Write out every entry, unchanged. Skip any picture.

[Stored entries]
════

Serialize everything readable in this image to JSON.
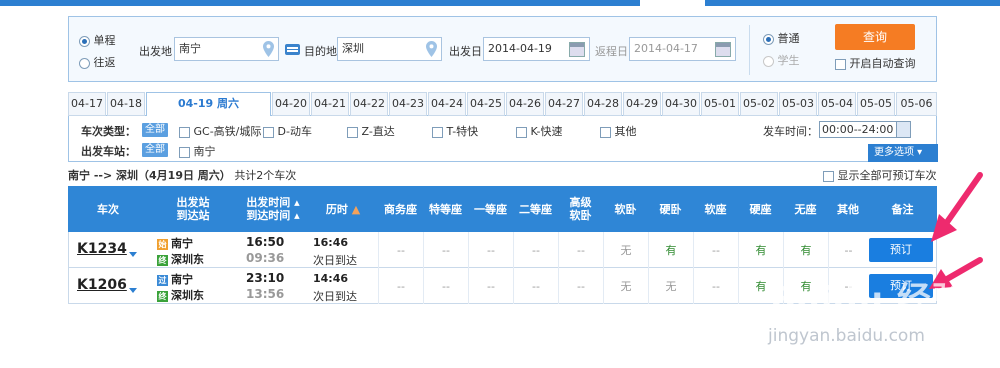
{
  "trip": {
    "oneway": "单程",
    "roundtrip": "往返"
  },
  "from_label": "出发地",
  "from_value": "南宁",
  "to_label": "目的地",
  "to_value": "深圳",
  "depart_label": "出发日",
  "depart_value": "2014-04-19",
  "return_label": "返程日",
  "return_value": "2014-04-17",
  "ticket": {
    "normal": "普通",
    "student": "学生"
  },
  "query_button": "查询",
  "auto_query": "开启自动查询",
  "dates": [
    "04-17",
    "04-18",
    "04-19 周六",
    "04-20",
    "04-21",
    "04-22",
    "04-23",
    "04-24",
    "04-25",
    "04-26",
    "04-27",
    "04-28",
    "04-29",
    "04-30",
    "05-01",
    "05-02",
    "05-03",
    "05-04",
    "05-05",
    "05-06"
  ],
  "filter": {
    "type_label": "车次类型：",
    "all": "全部",
    "types": [
      "GC-高铁/城际",
      "D-动车",
      "Z-直达",
      "T-特快",
      "K-快速",
      "其他"
    ],
    "station_label": "出发车站：",
    "stations": [
      "南宁"
    ],
    "time_label": "发车时间：",
    "time_value": "00:00--24:00",
    "more": "更多选项"
  },
  "summary": {
    "route": "南宁 --> 深圳（4月19日  周六）",
    "count": "共计2个车次"
  },
  "show_all": "显示全部可预订车次",
  "columns": {
    "train": "车次",
    "stations_top": "出发站",
    "stations_bottom": "到达站",
    "time_top": "出发时间",
    "time_bottom": "到达时间",
    "duration": "历时",
    "seats": [
      "商务座",
      "特等座",
      "一等座",
      "二等座",
      "高级\n软卧",
      "软卧",
      "硬卧",
      "软座",
      "硬座",
      "无座",
      "其他"
    ],
    "note": "备注"
  },
  "trains": [
    {
      "no": "K1234",
      "from": "南宁",
      "from_tag": "始",
      "to": "深圳东",
      "to_tag": "终",
      "dep": "16:50",
      "arr": "09:36",
      "dur": "16:46",
      "dur_note": "次日到达",
      "seats": [
        "--",
        "--",
        "--",
        "--",
        "--",
        "无",
        "有",
        "--",
        "有",
        "有",
        "--"
      ],
      "book": "预订"
    },
    {
      "no": "K1206",
      "from": "南宁",
      "from_tag": "过",
      "to": "深圳东",
      "to_tag": "终",
      "dep": "23:10",
      "arr": "13:56",
      "dur": "14:46",
      "dur_note": "次日到达",
      "seats": [
        "--",
        "--",
        "--",
        "--",
        "--",
        "无",
        "无",
        "--",
        "有",
        "有",
        "--"
      ],
      "book": "预订"
    }
  ],
  "watermark": {
    "line1": "Baidu 经验",
    "line2": "jingyan.baidu.com"
  },
  "colors": {
    "accent": "#2f86d6",
    "query": "#f57c23",
    "available": "#2f8a2f",
    "arrow": "#ee2a6e"
  }
}
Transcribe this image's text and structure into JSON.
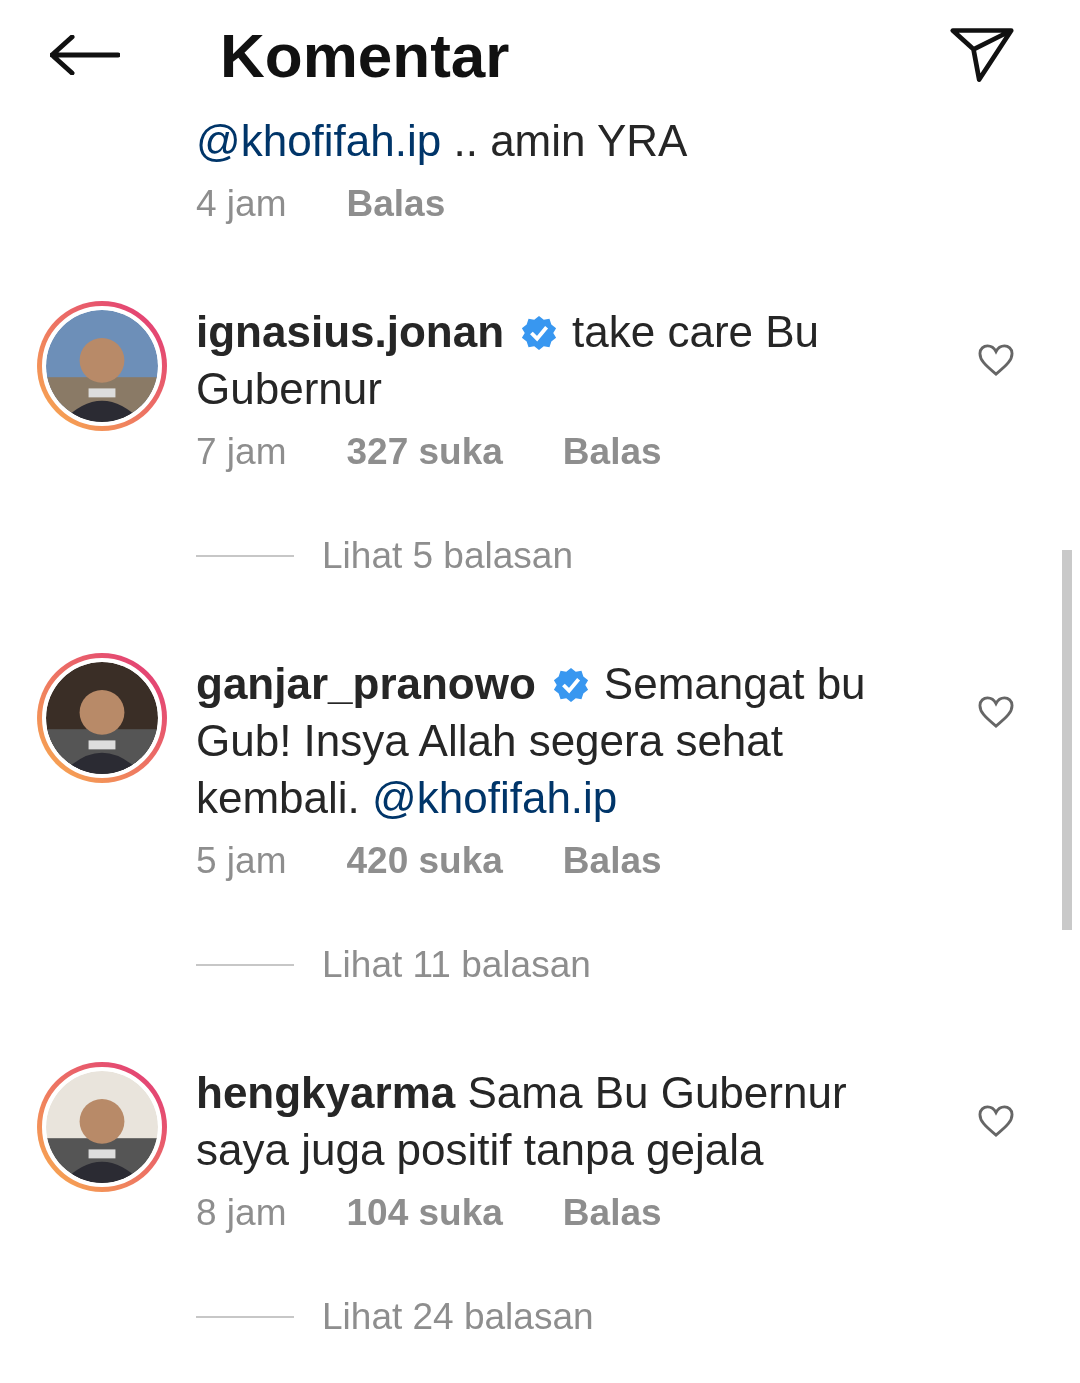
{
  "header": {
    "title": "Komentar"
  },
  "top_comment": {
    "mention": "@khofifah.ip",
    "text": ".. amin YRA",
    "time": "4 jam",
    "reply": "Balas"
  },
  "comments": [
    {
      "username": "ignasius.jonan",
      "verified": true,
      "text": "take care Bu Gubernur",
      "time": "7 jam",
      "likes": "327 suka",
      "reply": "Balas",
      "liked": false,
      "replies": "Lihat 5 balasan"
    },
    {
      "username": "ganjar_pranowo",
      "verified": true,
      "text": "Semangat bu Gub! Insya Allah segera sehat kembali.",
      "mention": "@khofifah.ip",
      "time": "5 jam",
      "likes": "420 suka",
      "reply": "Balas",
      "liked": false,
      "replies": "Lihat 11 balasan"
    },
    {
      "username": "hengkyarma",
      "verified": false,
      "text": "Sama Bu Gubernur saya juga positif tanpa gejala",
      "time": "8 jam",
      "likes": "104 suka",
      "reply": "Balas",
      "liked": false,
      "replies": "Lihat 24 balasan"
    }
  ]
}
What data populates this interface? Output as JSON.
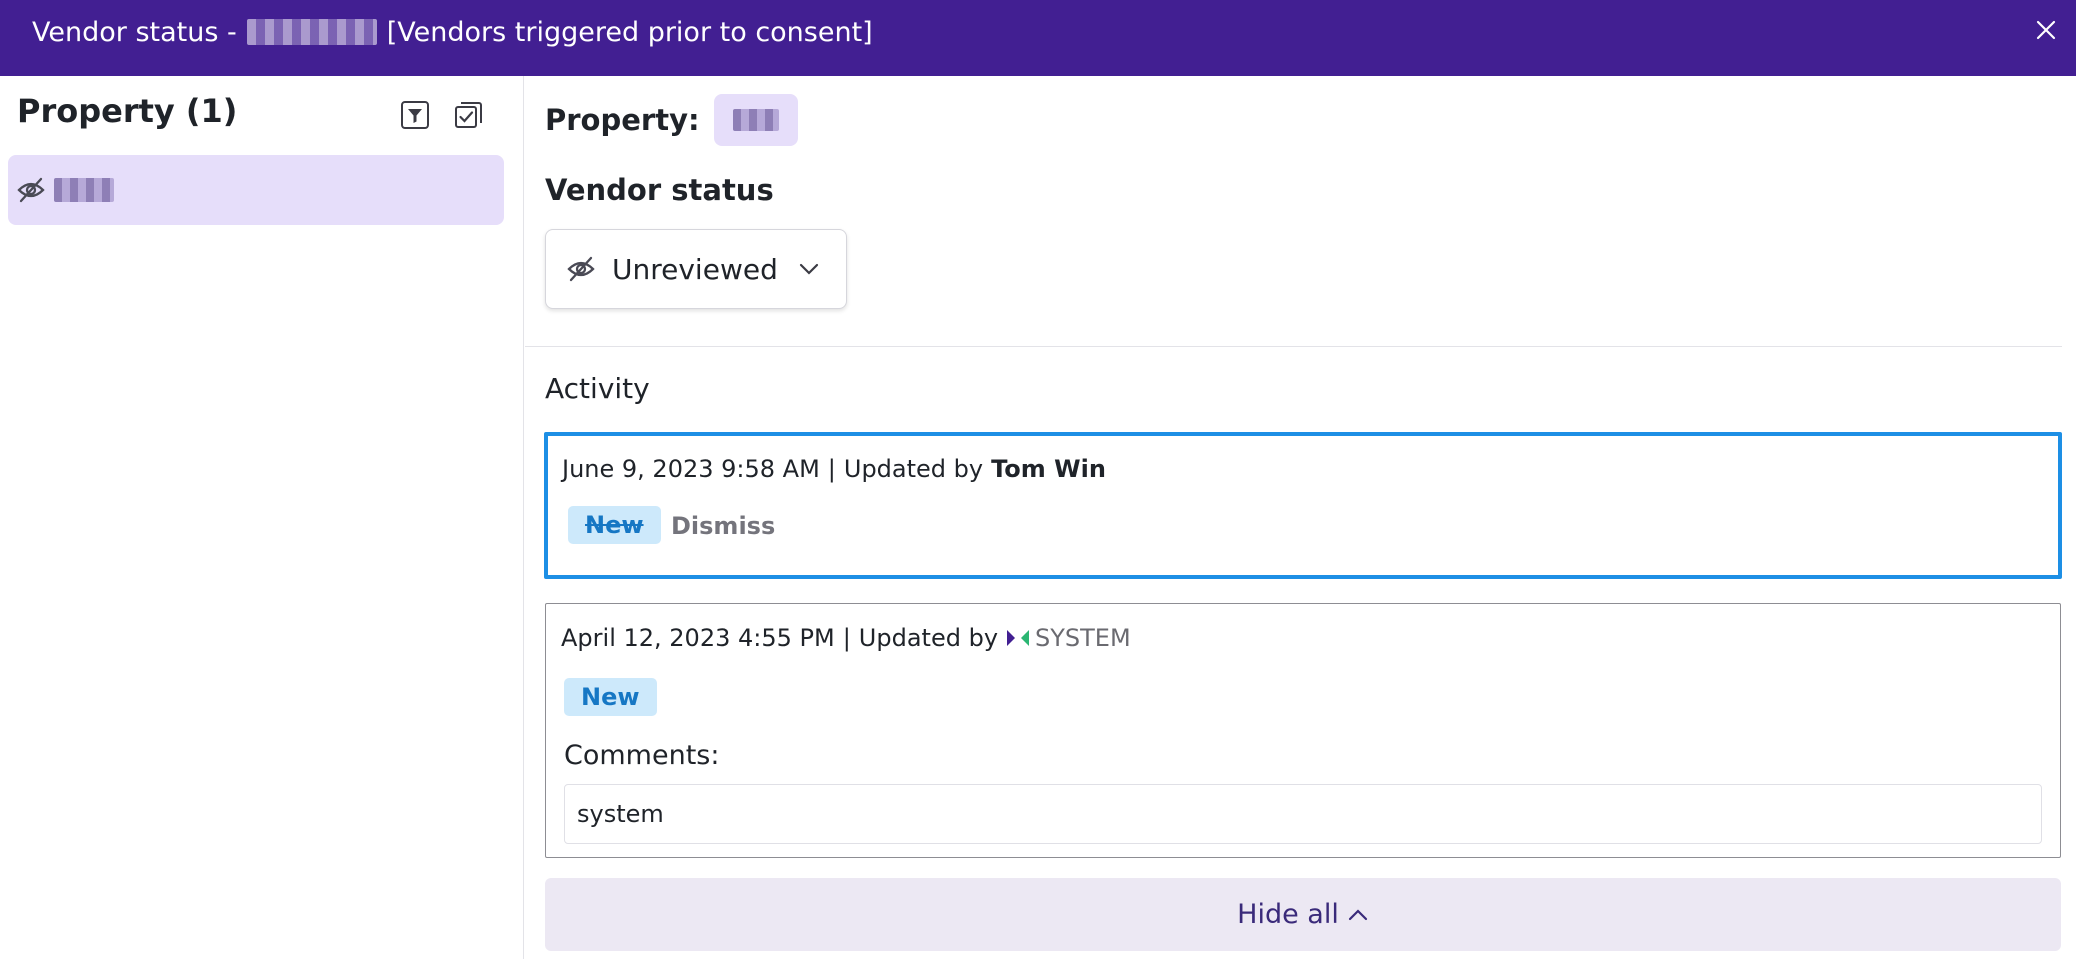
{
  "header": {
    "title_prefix": "Vendor status - ",
    "title_suffix": "[Vendors triggered prior to consent]",
    "background_color": "#421f92"
  },
  "left_panel": {
    "title": "Property (1)",
    "icons": [
      "filter-icon",
      "select-all-icon"
    ],
    "items": [
      {
        "icon": "eye-off-icon",
        "selected": true
      }
    ]
  },
  "right_panel": {
    "property_label": "Property:",
    "vendor_status_label": "Vendor status",
    "status_dropdown": {
      "value": "Unreviewed",
      "icon": "eye-off-icon"
    },
    "activity_label": "Activity",
    "activities": [
      {
        "date": "June 9, 2023 9:58 AM",
        "separator": "|",
        "updated_by_label": "Updated by",
        "user": "Tom Win",
        "badge": "New",
        "badge_struck": true,
        "dismiss_label": "Dismiss",
        "highlighted": true
      },
      {
        "date": "April 12, 2023 4:55 PM",
        "separator": "|",
        "updated_by_label": "Updated by",
        "user": "SYSTEM",
        "badge": "New",
        "comments_label": "Comments:",
        "comments_value": "system"
      }
    ],
    "hide_all_label": "Hide all"
  },
  "colors": {
    "accent": "#421f92",
    "selection_bg": "#e6defa",
    "highlight_border": "#1d8fe5",
    "badge_bg": "#cde9fb",
    "badge_text": "#1677c4"
  }
}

════

SOLUTION FOR THIS PROBLEM
Serialize everything readable in this image to JSON.
{
  "trip": {
    "oneway": "单程",
    "roundtrip": "往返"
  },
  "from_label": "出发地",
  "from_value": "南宁",
  "to_label": "目的地",
  "to_value": "深圳",
  "depart_label": "出发日",
  "depart_value": "2014-04-19",
  "return_label": "返程日",
  "return_value": "2014-04-17",
  "ticket": {
    "normal": "普通",
    "student": "学生"
  },
  "query_button": "查询",
  "auto_query": "开启自动查询",
  "dates": [
    "04-17",
    "04-18",
    "04-19 周六",
    "04-20",
    "04-21",
    "04-22",
    "04-23",
    "04-24",
    "04-25",
    "04-26",
    "04-27",
    "04-28",
    "04-29",
    "04-30",
    "05-01",
    "05-02",
    "05-03",
    "05-04",
    "05-05",
    "05-06"
  ],
  "filter": {
    "type_label": "车次类型：",
    "all": "全部",
    "types": [
      "GC-高铁/城际",
      "D-动车",
      "Z-直达",
      "T-特快",
      "K-快速",
      "其他"
    ],
    "station_label": "出发车站：",
    "stations": [
      "南宁"
    ],
    "time_label": "发车时间：",
    "time_value": "00:00--24:00",
    "more": "更多选项"
  },
  "summary": {
    "route": "南宁 --> 深圳（4月19日  周六）",
    "count": "共计2个车次"
  },
  "show_all": "显示全部可预订车次",
  "columns": {
    "train": "车次",
    "stations_top": "出发站",
    "stations_bottom": "到达站",
    "time_top": "出发时间",
    "time_bottom": "到达时间",
    "duration": "历时",
    "seats": [
      "商务座",
      "特等座",
      "一等座",
      "二等座",
      "高级\n软卧",
      "软卧",
      "硬卧",
      "软座",
      "硬座",
      "无座",
      "其他"
    ],
    "note": "备注"
  },
  "trains": [
    {
      "no": "K1234",
      "from": "南宁",
      "from_tag": "始",
      "to": "深圳东",
      "to_tag": "终",
      "dep": "16:50",
      "arr": "09:36",
      "dur": "16:46",
      "dur_note": "次日到达",
      "seats": [
        "--",
        "--",
        "--",
        "--",
        "--",
        "无",
        "有",
        "--",
        "有",
        "有",
        "--"
      ],
      "book": "预订"
    },
    {
      "no": "K1206",
      "from": "南宁",
      "from_tag": "过",
      "to": "深圳东",
      "to_tag": "终",
      "dep": "23:10",
      "arr": "13:56",
      "dur": "14:46",
      "dur_note": "次日到达",
      "seats": [
        "--",
        "--",
        "--",
        "--",
        "--",
        "无",
        "无",
        "--",
        "有",
        "有",
        "--"
      ],
      "book": "预订"
    }
  ],
  "watermark": {
    "line1": "Baidu 经验",
    "line2": "jingyan.baidu.com"
  },
  "colors": {
    "accent": "#2f86d6",
    "query": "#f57c23",
    "available": "#2f8a2f",
    "arrow": "#ee2a6e"
  }
}
Transcribe this image's text and structure into JSON.
{
  "header": {
    "title": "Komentar"
  },
  "top_comment": {
    "mention": "@khofifah.ip",
    "text": ".. amin YRA",
    "time": "4 jam",
    "reply": "Balas"
  },
  "comments": [
    {
      "username": "ignasius.jonan",
      "verified": true,
      "text": "take care Bu Gubernur",
      "time": "7 jam",
      "likes": "327 suka",
      "reply": "Balas",
      "liked": false,
      "replies": "Lihat 5 balasan"
    },
    {
      "username": "ganjar_pranowo",
      "verified": true,
      "text": "Semangat bu Gub! Insya Allah segera sehat kembali.",
      "mention": "@khofifah.ip",
      "time": "5 jam",
      "likes": "420 suka",
      "reply": "Balas",
      "liked": false,
      "replies": "Lihat 11 balasan"
    },
    {
      "username": "hengkyarma",
      "verified": false,
      "text": "Sama Bu Gubernur saya juga positif tanpa gejala",
      "time": "8 jam",
      "likes": "104 suka",
      "reply": "Balas",
      "liked": false,
      "replies": "Lihat 24 balasan"
    }
  ]
}
What data populates this interface? Output as JSON.
{
  "header": {
    "title_prefix": "Vendor status - ",
    "title_suffix": "[Vendors triggered prior to consent]",
    "background_color": "#421f92"
  },
  "left_panel": {
    "title": "Property (1)",
    "icons": [
      "filter-icon",
      "select-all-icon"
    ],
    "items": [
      {
        "icon": "eye-off-icon",
        "selected": true
      }
    ]
  },
  "right_panel": {
    "property_label": "Property:",
    "vendor_status_label": "Vendor status",
    "status_dropdown": {
      "value": "Unreviewed",
      "icon": "eye-off-icon"
    },
    "activity_label": "Activity",
    "activities": [
      {
        "date": "June 9, 2023 9:58 AM",
        "separator": "|",
        "updated_by_label": "Updated by",
        "user": "Tom Win",
        "badge": "New",
        "badge_struck": true,
        "dismiss_label": "Dismiss",
        "highlighted": true
      },
      {
        "date": "April 12, 2023 4:55 PM",
        "separator": "|",
        "updated_by_label": "Updated by",
        "user": "SYSTEM",
        "badge": "New",
        "comments_label": "Comments:",
        "comments_value": "system"
      }
    ],
    "hide_all_label": "Hide all"
  },
  "colors": {
    "accent": "#421f92",
    "selection_bg": "#e6defa",
    "highlight_border": "#1d8fe5",
    "badge_bg": "#cde9fb",
    "badge_text": "#1677c4"
  }
}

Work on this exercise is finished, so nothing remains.